[Dataset records]
○ ○ ○ ○ ○ ○ ○
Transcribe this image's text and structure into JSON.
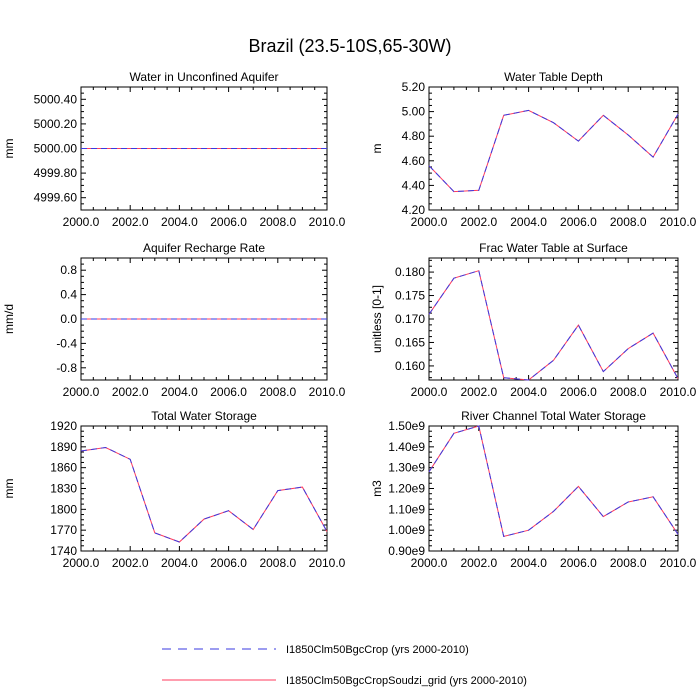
{
  "title": "Brazil (23.5-10S,65-30W)",
  "colors": {
    "series1": "#3a3ae0",
    "series2": "#ff3b5c",
    "axis": "#000000"
  },
  "legend": [
    {
      "name": "I1850Clm50BgcCrop (yrs 2000-2010)",
      "style": "dashed",
      "color": "#3a3ae0"
    },
    {
      "name": "I1850Clm50BgcCropSoudzi_grid (yrs 2000-2010)",
      "style": "solid",
      "color": "#ff3b5c"
    }
  ],
  "chart_data": [
    {
      "type": "line",
      "title": "Water in Unconfined Aquifer",
      "ylabel": "mm",
      "xlim": [
        2000,
        2010
      ],
      "ylim": [
        4999.5,
        5000.5
      ],
      "xticks": [
        "2000.0",
        "2002.0",
        "2004.0",
        "2006.0",
        "2008.0",
        "2010.0"
      ],
      "yticks": [
        4999.6,
        4999.8,
        5000.0,
        5000.2,
        5000.4
      ],
      "ytick_labels": [
        "4999.60",
        "4999.80",
        "5000.00",
        "5000.20",
        "5000.40"
      ],
      "x": [
        2000,
        2001,
        2002,
        2003,
        2004,
        2005,
        2006,
        2007,
        2008,
        2009,
        2010
      ],
      "series": [
        {
          "values": [
            5000,
            5000,
            5000,
            5000,
            5000,
            5000,
            5000,
            5000,
            5000,
            5000,
            5000
          ]
        },
        {
          "values": [
            5000,
            5000,
            5000,
            5000,
            5000,
            5000,
            5000,
            5000,
            5000,
            5000,
            5000
          ]
        }
      ]
    },
    {
      "type": "line",
      "title": "Water Table Depth",
      "ylabel": "m",
      "xlim": [
        2000,
        2010
      ],
      "ylim": [
        4.2,
        5.2
      ],
      "xticks": [
        "2000.0",
        "2002.0",
        "2004.0",
        "2006.0",
        "2008.0",
        "2010.0"
      ],
      "yticks": [
        4.2,
        4.4,
        4.6,
        4.8,
        5.0,
        5.2
      ],
      "ytick_labels": [
        "4.20",
        "4.40",
        "4.60",
        "4.80",
        "5.00",
        "5.20"
      ],
      "x": [
        2000,
        2001,
        2002,
        2003,
        2004,
        2005,
        2006,
        2007,
        2008,
        2009,
        2010
      ],
      "series": [
        {
          "values": [
            4.56,
            4.35,
            4.36,
            4.97,
            5.01,
            4.91,
            4.76,
            4.97,
            4.81,
            4.63,
            4.98
          ]
        },
        {
          "values": [
            4.56,
            4.35,
            4.36,
            4.97,
            5.01,
            4.91,
            4.76,
            4.97,
            4.81,
            4.63,
            4.98
          ]
        }
      ]
    },
    {
      "type": "line",
      "title": "Aquifer Recharge Rate",
      "ylabel": "mm/d",
      "xlim": [
        2000,
        2010
      ],
      "ylim": [
        -1.0,
        1.0
      ],
      "xticks": [
        "2000.0",
        "2002.0",
        "2004.0",
        "2006.0",
        "2008.0",
        "2010.0"
      ],
      "yticks": [
        -0.8,
        -0.4,
        0.0,
        0.4,
        0.8
      ],
      "ytick_labels": [
        "-0.8",
        "-0.4",
        "0.0",
        "0.4",
        "0.8"
      ],
      "x": [
        2000,
        2001,
        2002,
        2003,
        2004,
        2005,
        2006,
        2007,
        2008,
        2009,
        2010
      ],
      "series": [
        {
          "values": [
            0,
            0,
            0,
            0,
            0,
            0,
            0,
            0,
            0,
            0,
            0
          ]
        },
        {
          "values": [
            0,
            0,
            0,
            0,
            0,
            0,
            0,
            0,
            0,
            0,
            0
          ]
        }
      ]
    },
    {
      "type": "line",
      "title": "Frac Water Table at Surface",
      "ylabel": "unitless [0-1]",
      "xlim": [
        2000,
        2010
      ],
      "ylim": [
        0.157,
        0.183
      ],
      "xticks": [
        "2000.0",
        "2002.0",
        "2004.0",
        "2006.0",
        "2008.0",
        "2010.0"
      ],
      "yticks": [
        0.16,
        0.165,
        0.17,
        0.175,
        0.18
      ],
      "ytick_labels": [
        "0.160",
        "0.165",
        "0.170",
        "0.175",
        "0.180"
      ],
      "x": [
        2000,
        2001,
        2002,
        2003,
        2004,
        2005,
        2006,
        2007,
        2008,
        2009,
        2010
      ],
      "series": [
        {
          "values": [
            0.171,
            0.1787,
            0.1803,
            0.1575,
            0.157,
            0.1612,
            0.1687,
            0.1588,
            0.1637,
            0.167,
            0.1573
          ]
        },
        {
          "values": [
            0.171,
            0.1787,
            0.1803,
            0.1575,
            0.157,
            0.1612,
            0.1687,
            0.1588,
            0.1637,
            0.167,
            0.1573
          ]
        }
      ]
    },
    {
      "type": "line",
      "title": "Total Water Storage",
      "ylabel": "mm",
      "xlim": [
        2000,
        2010
      ],
      "ylim": [
        1740,
        1920
      ],
      "xticks": [
        "2000.0",
        "2002.0",
        "2004.0",
        "2006.0",
        "2008.0",
        "2010.0"
      ],
      "yticks": [
        1740,
        1770,
        1800,
        1830,
        1860,
        1890,
        1920
      ],
      "ytick_labels": [
        "1740",
        "1770",
        "1800",
        "1830",
        "1860",
        "1890",
        "1920"
      ],
      "x": [
        2000,
        2001,
        2002,
        2003,
        2004,
        2005,
        2006,
        2007,
        2008,
        2009,
        2010
      ],
      "series": [
        {
          "values": [
            1884,
            1889,
            1872,
            1766,
            1753,
            1786,
            1798,
            1771,
            1827,
            1832,
            1768
          ]
        },
        {
          "values": [
            1884,
            1889,
            1872,
            1766,
            1753,
            1786,
            1798,
            1771,
            1827,
            1832,
            1768
          ]
        }
      ]
    },
    {
      "type": "line",
      "title": "River Channel Total Water Storage",
      "ylabel": "m3",
      "xlim": [
        2000,
        2010
      ],
      "ylim": [
        900000000.0,
        1500000000.0
      ],
      "xticks": [
        "2000.0",
        "2002.0",
        "2004.0",
        "2006.0",
        "2008.0",
        "2010.0"
      ],
      "yticks": [
        900000000.0,
        1000000000.0,
        1100000000.0,
        1200000000.0,
        1300000000.0,
        1400000000.0,
        1500000000.0
      ],
      "ytick_labels": [
        "0.90e9",
        "1.00e9",
        "1.10e9",
        "1.20e9",
        "1.30e9",
        "1.40e9",
        "1.50e9"
      ],
      "x": [
        2000,
        2001,
        2002,
        2003,
        2004,
        2005,
        2006,
        2007,
        2008,
        2009,
        2010
      ],
      "series": [
        {
          "values": [
            1280000000.0,
            1465000000.0,
            1500000000.0,
            970000000.0,
            1000000000.0,
            1090000000.0,
            1210000000.0,
            1065000000.0,
            1135000000.0,
            1160000000.0,
            980000000.0
          ]
        },
        {
          "values": [
            1280000000.0,
            1465000000.0,
            1500000000.0,
            970000000.0,
            1000000000.0,
            1090000000.0,
            1210000000.0,
            1065000000.0,
            1135000000.0,
            1160000000.0,
            980000000.0
          ]
        }
      ]
    }
  ]
}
○ ○ ○ ○ ○ ○ ○
What to do => Can the entries above be repeated exactly, without their pictures?

Output for this task =>
Transcribe this image's text and structure into JSON.
{
  "title": "Brazil (23.5-10S,65-30W)",
  "colors": {
    "series1": "#3a3ae0",
    "series2": "#ff3b5c",
    "axis": "#000000"
  },
  "legend": [
    {
      "name": "I1850Clm50BgcCrop (yrs 2000-2010)",
      "style": "dashed",
      "color": "#3a3ae0"
    },
    {
      "name": "I1850Clm50BgcCropSoudzi_grid (yrs 2000-2010)",
      "style": "solid",
      "color": "#ff3b5c"
    }
  ],
  "chart_data": [
    {
      "type": "line",
      "title": "Water in Unconfined Aquifer",
      "ylabel": "mm",
      "xlim": [
        2000,
        2010
      ],
      "ylim": [
        4999.5,
        5000.5
      ],
      "xticks": [
        "2000.0",
        "2002.0",
        "2004.0",
        "2006.0",
        "2008.0",
        "2010.0"
      ],
      "yticks": [
        4999.6,
        4999.8,
        5000.0,
        5000.2,
        5000.4
      ],
      "ytick_labels": [
        "4999.60",
        "4999.80",
        "5000.00",
        "5000.20",
        "5000.40"
      ],
      "x": [
        2000,
        2001,
        2002,
        2003,
        2004,
        2005,
        2006,
        2007,
        2008,
        2009,
        2010
      ],
      "series": [
        {
          "values": [
            5000,
            5000,
            5000,
            5000,
            5000,
            5000,
            5000,
            5000,
            5000,
            5000,
            5000
          ]
        },
        {
          "values": [
            5000,
            5000,
            5000,
            5000,
            5000,
            5000,
            5000,
            5000,
            5000,
            5000,
            5000
          ]
        }
      ]
    },
    {
      "type": "line",
      "title": "Water Table Depth",
      "ylabel": "m",
      "xlim": [
        2000,
        2010
      ],
      "ylim": [
        4.2,
        5.2
      ],
      "xticks": [
        "2000.0",
        "2002.0",
        "2004.0",
        "2006.0",
        "2008.0",
        "2010.0"
      ],
      "yticks": [
        4.2,
        4.4,
        4.6,
        4.8,
        5.0,
        5.2
      ],
      "ytick_labels": [
        "4.20",
        "4.40",
        "4.60",
        "4.80",
        "5.00",
        "5.20"
      ],
      "x": [
        2000,
        2001,
        2002,
        2003,
        2004,
        2005,
        2006,
        2007,
        2008,
        2009,
        2010
      ],
      "series": [
        {
          "values": [
            4.56,
            4.35,
            4.36,
            4.97,
            5.01,
            4.91,
            4.76,
            4.97,
            4.81,
            4.63,
            4.98
          ]
        },
        {
          "values": [
            4.56,
            4.35,
            4.36,
            4.97,
            5.01,
            4.91,
            4.76,
            4.97,
            4.81,
            4.63,
            4.98
          ]
        }
      ]
    },
    {
      "type": "line",
      "title": "Aquifer Recharge Rate",
      "ylabel": "mm/d",
      "xlim": [
        2000,
        2010
      ],
      "ylim": [
        -1.0,
        1.0
      ],
      "xticks": [
        "2000.0",
        "2002.0",
        "2004.0",
        "2006.0",
        "2008.0",
        "2010.0"
      ],
      "yticks": [
        -0.8,
        -0.4,
        0.0,
        0.4,
        0.8
      ],
      "ytick_labels": [
        "-0.8",
        "-0.4",
        "0.0",
        "0.4",
        "0.8"
      ],
      "x": [
        2000,
        2001,
        2002,
        2003,
        2004,
        2005,
        2006,
        2007,
        2008,
        2009,
        2010
      ],
      "series": [
        {
          "values": [
            0,
            0,
            0,
            0,
            0,
            0,
            0,
            0,
            0,
            0,
            0
          ]
        },
        {
          "values": [
            0,
            0,
            0,
            0,
            0,
            0,
            0,
            0,
            0,
            0,
            0
          ]
        }
      ]
    },
    {
      "type": "line",
      "title": "Frac Water Table at Surface",
      "ylabel": "unitless [0-1]",
      "xlim": [
        2000,
        2010
      ],
      "ylim": [
        0.157,
        0.183
      ],
      "xticks": [
        "2000.0",
        "2002.0",
        "2004.0",
        "2006.0",
        "2008.0",
        "2010.0"
      ],
      "yticks": [
        0.16,
        0.165,
        0.17,
        0.175,
        0.18
      ],
      "ytick_labels": [
        "0.160",
        "0.165",
        "0.170",
        "0.175",
        "0.180"
      ],
      "x": [
        2000,
        2001,
        2002,
        2003,
        2004,
        2005,
        2006,
        2007,
        2008,
        2009,
        2010
      ],
      "series": [
        {
          "values": [
            0.171,
            0.1787,
            0.1803,
            0.1575,
            0.157,
            0.1612,
            0.1687,
            0.1588,
            0.1637,
            0.167,
            0.1573
          ]
        },
        {
          "values": [
            0.171,
            0.1787,
            0.1803,
            0.1575,
            0.157,
            0.1612,
            0.1687,
            0.1588,
            0.1637,
            0.167,
            0.1573
          ]
        }
      ]
    },
    {
      "type": "line",
      "title": "Total Water Storage",
      "ylabel": "mm",
      "xlim": [
        2000,
        2010
      ],
      "ylim": [
        1740,
        1920
      ],
      "xticks": [
        "2000.0",
        "2002.0",
        "2004.0",
        "2006.0",
        "2008.0",
        "2010.0"
      ],
      "yticks": [
        1740,
        1770,
        1800,
        1830,
        1860,
        1890,
        1920
      ],
      "ytick_labels": [
        "1740",
        "1770",
        "1800",
        "1830",
        "1860",
        "1890",
        "1920"
      ],
      "x": [
        2000,
        2001,
        2002,
        2003,
        2004,
        2005,
        2006,
        2007,
        2008,
        2009,
        2010
      ],
      "series": [
        {
          "values": [
            1884,
            1889,
            1872,
            1766,
            1753,
            1786,
            1798,
            1771,
            1827,
            1832,
            1768
          ]
        },
        {
          "values": [
            1884,
            1889,
            1872,
            1766,
            1753,
            1786,
            1798,
            1771,
            1827,
            1832,
            1768
          ]
        }
      ]
    },
    {
      "type": "line",
      "title": "River Channel Total Water Storage",
      "ylabel": "m3",
      "xlim": [
        2000,
        2010
      ],
      "ylim": [
        900000000.0,
        1500000000.0
      ],
      "xticks": [
        "2000.0",
        "2002.0",
        "2004.0",
        "2006.0",
        "2008.0",
        "2010.0"
      ],
      "yticks": [
        900000000.0,
        1000000000.0,
        1100000000.0,
        1200000000.0,
        1300000000.0,
        1400000000.0,
        1500000000.0
      ],
      "ytick_labels": [
        "0.90e9",
        "1.00e9",
        "1.10e9",
        "1.20e9",
        "1.30e9",
        "1.40e9",
        "1.50e9"
      ],
      "x": [
        2000,
        2001,
        2002,
        2003,
        2004,
        2005,
        2006,
        2007,
        2008,
        2009,
        2010
      ],
      "series": [
        {
          "values": [
            1280000000.0,
            1465000000.0,
            1500000000.0,
            970000000.0,
            1000000000.0,
            1090000000.0,
            1210000000.0,
            1065000000.0,
            1135000000.0,
            1160000000.0,
            980000000.0
          ]
        },
        {
          "values": [
            1280000000.0,
            1465000000.0,
            1500000000.0,
            970000000.0,
            1000000000.0,
            1090000000.0,
            1210000000.0,
            1065000000.0,
            1135000000.0,
            1160000000.0,
            980000000.0
          ]
        }
      ]
    }
  ]
}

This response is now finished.